### Task directions
Where a line in the listing contains the string "image", copy that line out.

### Records shown
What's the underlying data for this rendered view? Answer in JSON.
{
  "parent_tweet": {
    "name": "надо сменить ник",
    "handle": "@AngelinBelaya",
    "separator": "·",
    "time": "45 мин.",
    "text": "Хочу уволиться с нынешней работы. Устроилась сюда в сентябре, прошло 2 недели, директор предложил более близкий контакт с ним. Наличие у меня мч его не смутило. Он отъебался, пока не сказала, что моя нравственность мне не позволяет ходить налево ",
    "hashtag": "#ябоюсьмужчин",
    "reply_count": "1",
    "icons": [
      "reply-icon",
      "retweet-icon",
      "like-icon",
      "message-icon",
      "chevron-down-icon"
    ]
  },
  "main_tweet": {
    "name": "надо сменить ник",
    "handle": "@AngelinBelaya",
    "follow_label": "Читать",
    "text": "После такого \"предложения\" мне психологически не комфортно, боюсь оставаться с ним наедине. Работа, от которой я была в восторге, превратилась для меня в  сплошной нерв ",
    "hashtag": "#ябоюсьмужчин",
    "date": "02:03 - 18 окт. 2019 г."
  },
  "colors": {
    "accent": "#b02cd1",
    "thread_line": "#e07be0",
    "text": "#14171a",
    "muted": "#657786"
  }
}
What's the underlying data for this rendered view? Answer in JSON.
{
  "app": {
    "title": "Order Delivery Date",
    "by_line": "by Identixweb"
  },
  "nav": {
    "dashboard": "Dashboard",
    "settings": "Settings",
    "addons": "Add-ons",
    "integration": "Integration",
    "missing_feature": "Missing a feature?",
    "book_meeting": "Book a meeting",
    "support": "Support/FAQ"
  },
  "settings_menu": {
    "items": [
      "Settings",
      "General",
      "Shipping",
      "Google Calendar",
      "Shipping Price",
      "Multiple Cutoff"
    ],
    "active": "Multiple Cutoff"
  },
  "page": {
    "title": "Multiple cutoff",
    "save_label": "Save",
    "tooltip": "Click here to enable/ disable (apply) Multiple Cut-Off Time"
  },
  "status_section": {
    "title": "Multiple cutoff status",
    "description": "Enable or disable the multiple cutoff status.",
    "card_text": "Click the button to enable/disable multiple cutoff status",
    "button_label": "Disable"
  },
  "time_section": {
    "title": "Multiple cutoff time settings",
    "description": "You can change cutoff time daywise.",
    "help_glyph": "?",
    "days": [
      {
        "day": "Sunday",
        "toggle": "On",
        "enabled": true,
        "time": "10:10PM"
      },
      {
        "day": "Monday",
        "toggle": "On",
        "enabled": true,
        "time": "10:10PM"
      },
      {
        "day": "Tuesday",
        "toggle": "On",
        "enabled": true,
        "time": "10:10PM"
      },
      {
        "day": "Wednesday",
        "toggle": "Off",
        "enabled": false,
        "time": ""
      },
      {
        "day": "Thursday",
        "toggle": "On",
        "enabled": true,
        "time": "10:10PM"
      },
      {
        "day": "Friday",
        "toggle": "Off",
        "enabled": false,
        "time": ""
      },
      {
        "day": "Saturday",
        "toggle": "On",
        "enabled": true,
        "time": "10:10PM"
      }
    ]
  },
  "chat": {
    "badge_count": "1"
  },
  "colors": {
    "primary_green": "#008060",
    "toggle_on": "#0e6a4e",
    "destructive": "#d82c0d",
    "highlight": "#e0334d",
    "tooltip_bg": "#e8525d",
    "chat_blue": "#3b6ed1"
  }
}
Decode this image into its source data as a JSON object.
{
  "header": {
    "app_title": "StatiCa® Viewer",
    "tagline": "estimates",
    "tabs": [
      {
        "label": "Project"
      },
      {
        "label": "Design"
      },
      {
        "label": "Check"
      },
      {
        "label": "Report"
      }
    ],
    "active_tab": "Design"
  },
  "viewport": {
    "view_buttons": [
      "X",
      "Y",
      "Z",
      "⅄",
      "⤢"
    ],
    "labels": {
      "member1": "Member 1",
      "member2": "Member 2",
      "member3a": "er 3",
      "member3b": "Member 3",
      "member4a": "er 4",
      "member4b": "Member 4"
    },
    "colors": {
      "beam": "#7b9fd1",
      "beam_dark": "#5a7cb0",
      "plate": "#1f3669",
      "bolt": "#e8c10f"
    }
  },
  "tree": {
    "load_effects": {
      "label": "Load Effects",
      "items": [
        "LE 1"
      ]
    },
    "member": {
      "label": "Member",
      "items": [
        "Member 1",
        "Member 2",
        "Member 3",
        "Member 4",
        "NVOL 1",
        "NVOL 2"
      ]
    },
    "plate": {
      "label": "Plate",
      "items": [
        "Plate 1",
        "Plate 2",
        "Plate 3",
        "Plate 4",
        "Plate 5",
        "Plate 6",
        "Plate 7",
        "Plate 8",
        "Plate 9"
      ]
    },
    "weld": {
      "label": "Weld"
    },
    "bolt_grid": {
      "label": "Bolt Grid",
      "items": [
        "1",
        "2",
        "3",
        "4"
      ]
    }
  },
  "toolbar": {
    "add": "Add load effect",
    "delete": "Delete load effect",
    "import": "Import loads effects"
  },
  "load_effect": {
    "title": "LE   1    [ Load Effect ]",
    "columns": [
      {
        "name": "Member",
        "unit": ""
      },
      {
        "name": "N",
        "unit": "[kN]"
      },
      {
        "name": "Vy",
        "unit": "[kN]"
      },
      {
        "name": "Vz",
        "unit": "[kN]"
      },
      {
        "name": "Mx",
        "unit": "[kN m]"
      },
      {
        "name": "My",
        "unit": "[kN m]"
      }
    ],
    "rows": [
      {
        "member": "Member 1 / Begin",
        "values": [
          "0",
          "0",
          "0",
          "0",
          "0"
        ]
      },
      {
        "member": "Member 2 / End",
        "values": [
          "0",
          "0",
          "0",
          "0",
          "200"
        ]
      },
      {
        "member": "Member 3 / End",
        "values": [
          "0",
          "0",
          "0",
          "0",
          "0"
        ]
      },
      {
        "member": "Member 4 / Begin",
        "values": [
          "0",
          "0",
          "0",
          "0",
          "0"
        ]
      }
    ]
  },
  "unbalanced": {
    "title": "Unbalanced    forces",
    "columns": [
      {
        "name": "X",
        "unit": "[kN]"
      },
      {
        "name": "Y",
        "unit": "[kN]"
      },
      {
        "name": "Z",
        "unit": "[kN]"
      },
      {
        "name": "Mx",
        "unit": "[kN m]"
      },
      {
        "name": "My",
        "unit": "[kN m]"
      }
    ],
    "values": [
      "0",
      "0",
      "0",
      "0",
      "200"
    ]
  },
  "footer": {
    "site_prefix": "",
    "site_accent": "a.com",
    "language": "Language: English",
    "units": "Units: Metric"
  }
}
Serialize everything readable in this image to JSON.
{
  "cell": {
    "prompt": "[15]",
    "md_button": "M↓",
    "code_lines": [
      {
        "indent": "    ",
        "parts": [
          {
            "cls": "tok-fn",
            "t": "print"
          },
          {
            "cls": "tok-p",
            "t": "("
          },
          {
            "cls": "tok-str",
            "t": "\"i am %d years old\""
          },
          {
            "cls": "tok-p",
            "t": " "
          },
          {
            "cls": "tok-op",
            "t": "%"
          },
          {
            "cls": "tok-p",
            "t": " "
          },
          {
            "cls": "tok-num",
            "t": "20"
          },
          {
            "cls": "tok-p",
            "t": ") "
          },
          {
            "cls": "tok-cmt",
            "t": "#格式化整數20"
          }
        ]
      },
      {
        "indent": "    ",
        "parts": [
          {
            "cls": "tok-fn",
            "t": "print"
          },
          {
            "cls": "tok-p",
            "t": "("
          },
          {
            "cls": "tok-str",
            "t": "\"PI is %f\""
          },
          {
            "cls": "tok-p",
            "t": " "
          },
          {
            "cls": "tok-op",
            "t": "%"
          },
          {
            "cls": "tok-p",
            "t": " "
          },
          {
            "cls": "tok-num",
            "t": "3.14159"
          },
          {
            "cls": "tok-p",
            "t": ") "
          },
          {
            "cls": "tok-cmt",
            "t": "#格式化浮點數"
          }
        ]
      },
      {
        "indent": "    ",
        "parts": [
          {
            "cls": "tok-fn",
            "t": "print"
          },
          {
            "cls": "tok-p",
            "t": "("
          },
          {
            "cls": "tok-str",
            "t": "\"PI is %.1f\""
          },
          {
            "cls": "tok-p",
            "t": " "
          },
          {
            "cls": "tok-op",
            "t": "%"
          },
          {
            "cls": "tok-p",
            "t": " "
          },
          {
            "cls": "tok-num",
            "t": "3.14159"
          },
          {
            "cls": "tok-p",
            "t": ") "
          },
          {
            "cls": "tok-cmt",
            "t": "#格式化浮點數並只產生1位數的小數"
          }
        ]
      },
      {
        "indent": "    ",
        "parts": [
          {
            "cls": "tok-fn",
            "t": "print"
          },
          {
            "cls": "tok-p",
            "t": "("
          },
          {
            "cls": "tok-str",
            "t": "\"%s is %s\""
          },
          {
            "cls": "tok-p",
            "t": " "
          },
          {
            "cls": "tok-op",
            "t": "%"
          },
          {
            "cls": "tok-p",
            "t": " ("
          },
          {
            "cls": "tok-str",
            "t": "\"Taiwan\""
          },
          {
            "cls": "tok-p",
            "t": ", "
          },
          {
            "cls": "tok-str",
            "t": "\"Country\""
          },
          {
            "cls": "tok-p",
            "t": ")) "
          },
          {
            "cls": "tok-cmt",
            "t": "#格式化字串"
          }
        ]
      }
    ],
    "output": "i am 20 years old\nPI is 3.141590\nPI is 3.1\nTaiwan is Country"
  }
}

### Output of the task
Decode this image into its source data as a JSON object.
Serialize everything readable in this image to JSON.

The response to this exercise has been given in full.